(Work to do) Work out the number of lines containing "αὐτὸν". Give that number alone.

──────── Extracted entries ────────

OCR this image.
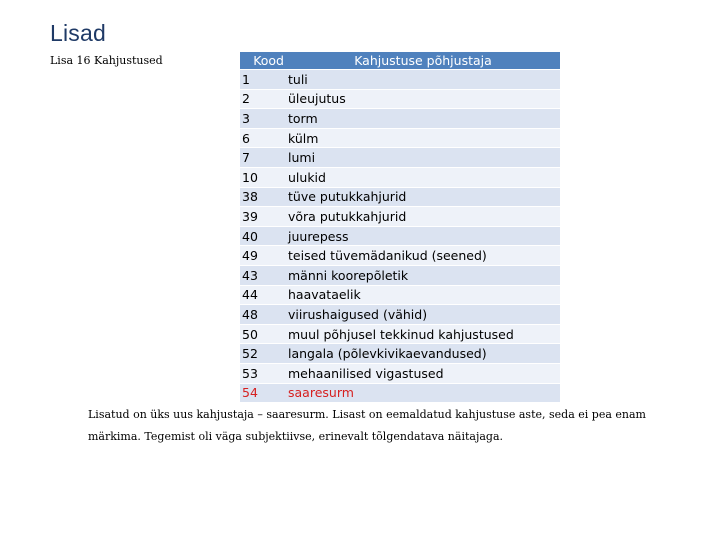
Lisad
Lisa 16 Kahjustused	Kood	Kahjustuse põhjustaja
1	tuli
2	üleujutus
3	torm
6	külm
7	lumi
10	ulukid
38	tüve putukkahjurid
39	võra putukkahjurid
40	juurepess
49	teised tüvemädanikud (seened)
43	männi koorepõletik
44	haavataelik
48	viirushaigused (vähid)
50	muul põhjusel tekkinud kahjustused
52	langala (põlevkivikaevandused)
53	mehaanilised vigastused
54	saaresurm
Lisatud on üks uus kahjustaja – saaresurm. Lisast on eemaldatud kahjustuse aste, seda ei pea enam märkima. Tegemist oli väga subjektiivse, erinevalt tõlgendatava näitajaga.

────────
──────── Extracted entries ────────

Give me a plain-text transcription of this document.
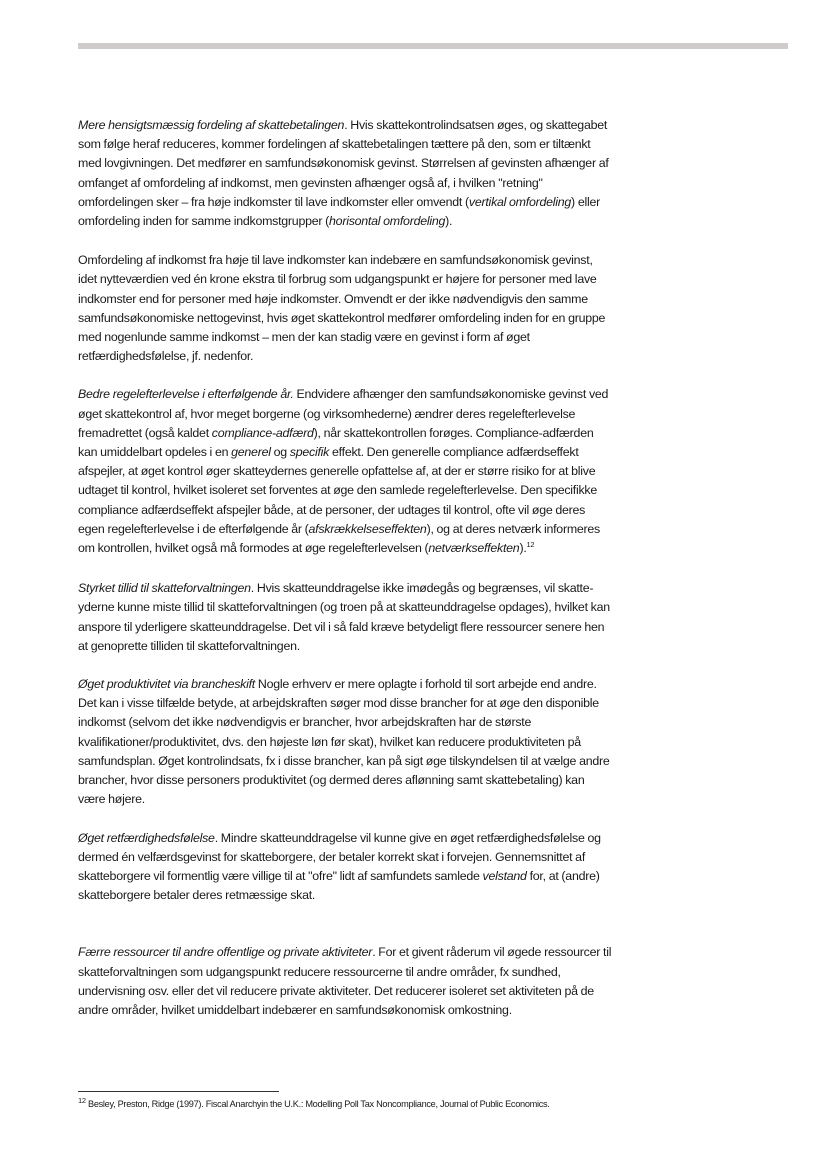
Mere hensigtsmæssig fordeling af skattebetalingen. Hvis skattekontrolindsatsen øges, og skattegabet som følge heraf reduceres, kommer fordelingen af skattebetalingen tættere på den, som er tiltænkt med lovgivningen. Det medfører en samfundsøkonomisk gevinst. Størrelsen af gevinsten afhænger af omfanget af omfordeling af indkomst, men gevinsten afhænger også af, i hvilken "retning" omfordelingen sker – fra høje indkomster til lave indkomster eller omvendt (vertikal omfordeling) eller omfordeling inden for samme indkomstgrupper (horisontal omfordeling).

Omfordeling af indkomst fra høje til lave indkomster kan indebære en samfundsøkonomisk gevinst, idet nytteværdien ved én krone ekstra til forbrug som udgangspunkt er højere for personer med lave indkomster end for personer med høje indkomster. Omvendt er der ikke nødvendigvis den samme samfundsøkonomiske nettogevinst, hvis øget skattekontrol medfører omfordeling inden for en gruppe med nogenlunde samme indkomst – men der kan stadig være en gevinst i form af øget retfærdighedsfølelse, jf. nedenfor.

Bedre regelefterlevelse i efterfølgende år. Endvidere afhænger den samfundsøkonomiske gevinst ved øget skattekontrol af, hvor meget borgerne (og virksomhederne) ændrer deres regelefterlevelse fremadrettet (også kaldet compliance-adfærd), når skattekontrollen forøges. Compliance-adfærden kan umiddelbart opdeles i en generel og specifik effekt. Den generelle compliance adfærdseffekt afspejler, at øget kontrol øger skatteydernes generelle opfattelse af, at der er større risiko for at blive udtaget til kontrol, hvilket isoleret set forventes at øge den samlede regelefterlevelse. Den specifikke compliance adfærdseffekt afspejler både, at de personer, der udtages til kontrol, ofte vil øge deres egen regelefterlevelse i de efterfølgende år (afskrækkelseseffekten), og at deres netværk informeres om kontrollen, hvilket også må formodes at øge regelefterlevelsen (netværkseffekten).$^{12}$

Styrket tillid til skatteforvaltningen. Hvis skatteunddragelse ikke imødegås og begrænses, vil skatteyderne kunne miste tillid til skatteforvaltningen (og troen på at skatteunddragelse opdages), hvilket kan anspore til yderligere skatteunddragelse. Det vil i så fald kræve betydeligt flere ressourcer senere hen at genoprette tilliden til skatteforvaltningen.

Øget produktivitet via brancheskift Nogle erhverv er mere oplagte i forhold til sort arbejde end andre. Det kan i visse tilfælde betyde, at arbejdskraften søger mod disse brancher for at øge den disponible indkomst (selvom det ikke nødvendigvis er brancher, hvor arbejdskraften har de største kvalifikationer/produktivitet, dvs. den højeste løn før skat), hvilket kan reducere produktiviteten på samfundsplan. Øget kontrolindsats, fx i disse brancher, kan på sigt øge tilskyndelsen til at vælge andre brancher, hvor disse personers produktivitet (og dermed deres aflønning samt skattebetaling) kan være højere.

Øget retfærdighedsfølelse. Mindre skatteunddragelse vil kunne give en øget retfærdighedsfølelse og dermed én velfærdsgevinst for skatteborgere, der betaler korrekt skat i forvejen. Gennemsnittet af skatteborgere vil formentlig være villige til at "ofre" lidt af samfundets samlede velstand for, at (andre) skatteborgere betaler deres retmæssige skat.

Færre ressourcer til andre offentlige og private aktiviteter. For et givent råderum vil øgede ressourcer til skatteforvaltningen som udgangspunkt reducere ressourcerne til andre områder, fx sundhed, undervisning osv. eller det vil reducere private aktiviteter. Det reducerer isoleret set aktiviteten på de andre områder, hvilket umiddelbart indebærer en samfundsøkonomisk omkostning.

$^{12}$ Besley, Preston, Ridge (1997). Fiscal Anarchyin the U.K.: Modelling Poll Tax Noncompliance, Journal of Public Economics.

────────
──────── Extracted entries ────────

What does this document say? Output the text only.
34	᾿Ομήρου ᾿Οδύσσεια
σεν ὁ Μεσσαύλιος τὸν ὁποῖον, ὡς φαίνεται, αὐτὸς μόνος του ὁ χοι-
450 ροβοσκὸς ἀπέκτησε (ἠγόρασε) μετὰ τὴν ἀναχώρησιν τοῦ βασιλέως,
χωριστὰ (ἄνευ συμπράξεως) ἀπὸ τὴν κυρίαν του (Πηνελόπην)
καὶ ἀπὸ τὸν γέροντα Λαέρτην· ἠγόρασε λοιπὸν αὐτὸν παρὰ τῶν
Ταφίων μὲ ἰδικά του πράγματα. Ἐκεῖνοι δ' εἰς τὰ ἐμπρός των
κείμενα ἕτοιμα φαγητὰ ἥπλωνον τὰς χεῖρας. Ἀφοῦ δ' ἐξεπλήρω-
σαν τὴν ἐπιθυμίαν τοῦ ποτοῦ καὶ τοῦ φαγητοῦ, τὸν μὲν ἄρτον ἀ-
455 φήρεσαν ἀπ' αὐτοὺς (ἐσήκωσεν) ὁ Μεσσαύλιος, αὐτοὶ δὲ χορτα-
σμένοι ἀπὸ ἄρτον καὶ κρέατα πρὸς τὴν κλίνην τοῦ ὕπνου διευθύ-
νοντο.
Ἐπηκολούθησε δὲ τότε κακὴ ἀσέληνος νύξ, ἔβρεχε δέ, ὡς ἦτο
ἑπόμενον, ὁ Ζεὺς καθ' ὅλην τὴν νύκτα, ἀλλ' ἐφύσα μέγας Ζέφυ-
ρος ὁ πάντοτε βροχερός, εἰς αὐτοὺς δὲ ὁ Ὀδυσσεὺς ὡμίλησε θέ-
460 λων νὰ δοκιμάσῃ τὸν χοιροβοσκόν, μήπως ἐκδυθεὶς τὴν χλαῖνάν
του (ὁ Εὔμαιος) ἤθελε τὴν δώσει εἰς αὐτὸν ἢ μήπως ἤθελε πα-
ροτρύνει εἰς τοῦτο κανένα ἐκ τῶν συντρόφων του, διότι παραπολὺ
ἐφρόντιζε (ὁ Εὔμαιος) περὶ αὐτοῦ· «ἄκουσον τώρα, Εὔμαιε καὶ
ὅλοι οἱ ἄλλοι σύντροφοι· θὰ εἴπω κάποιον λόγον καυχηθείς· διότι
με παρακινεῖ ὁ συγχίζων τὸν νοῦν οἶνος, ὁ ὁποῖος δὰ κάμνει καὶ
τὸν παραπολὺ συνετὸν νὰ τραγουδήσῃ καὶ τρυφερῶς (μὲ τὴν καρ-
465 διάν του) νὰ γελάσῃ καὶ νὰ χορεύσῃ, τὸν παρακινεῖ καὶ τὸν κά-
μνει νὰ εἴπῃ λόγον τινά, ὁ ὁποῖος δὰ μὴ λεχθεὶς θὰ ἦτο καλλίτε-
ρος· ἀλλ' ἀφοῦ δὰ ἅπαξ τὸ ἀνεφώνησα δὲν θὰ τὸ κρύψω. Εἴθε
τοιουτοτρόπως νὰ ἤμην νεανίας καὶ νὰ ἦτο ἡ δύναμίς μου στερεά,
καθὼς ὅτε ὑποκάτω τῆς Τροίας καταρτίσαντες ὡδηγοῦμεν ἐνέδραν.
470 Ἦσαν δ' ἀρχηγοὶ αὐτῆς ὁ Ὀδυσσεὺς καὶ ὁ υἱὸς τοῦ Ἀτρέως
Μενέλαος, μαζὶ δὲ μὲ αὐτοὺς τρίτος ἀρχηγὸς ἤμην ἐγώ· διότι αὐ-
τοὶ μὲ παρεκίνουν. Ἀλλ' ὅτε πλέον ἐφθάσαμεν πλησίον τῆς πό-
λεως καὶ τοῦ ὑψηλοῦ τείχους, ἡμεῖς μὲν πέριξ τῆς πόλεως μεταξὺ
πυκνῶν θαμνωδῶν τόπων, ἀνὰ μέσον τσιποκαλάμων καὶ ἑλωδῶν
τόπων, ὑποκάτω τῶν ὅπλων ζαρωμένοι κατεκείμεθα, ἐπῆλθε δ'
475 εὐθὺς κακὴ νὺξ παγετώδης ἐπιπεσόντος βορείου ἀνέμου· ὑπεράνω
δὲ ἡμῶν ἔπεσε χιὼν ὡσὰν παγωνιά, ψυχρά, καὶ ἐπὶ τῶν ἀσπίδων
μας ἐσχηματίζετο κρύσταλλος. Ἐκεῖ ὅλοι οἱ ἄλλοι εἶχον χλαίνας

────────

(Finished task) 2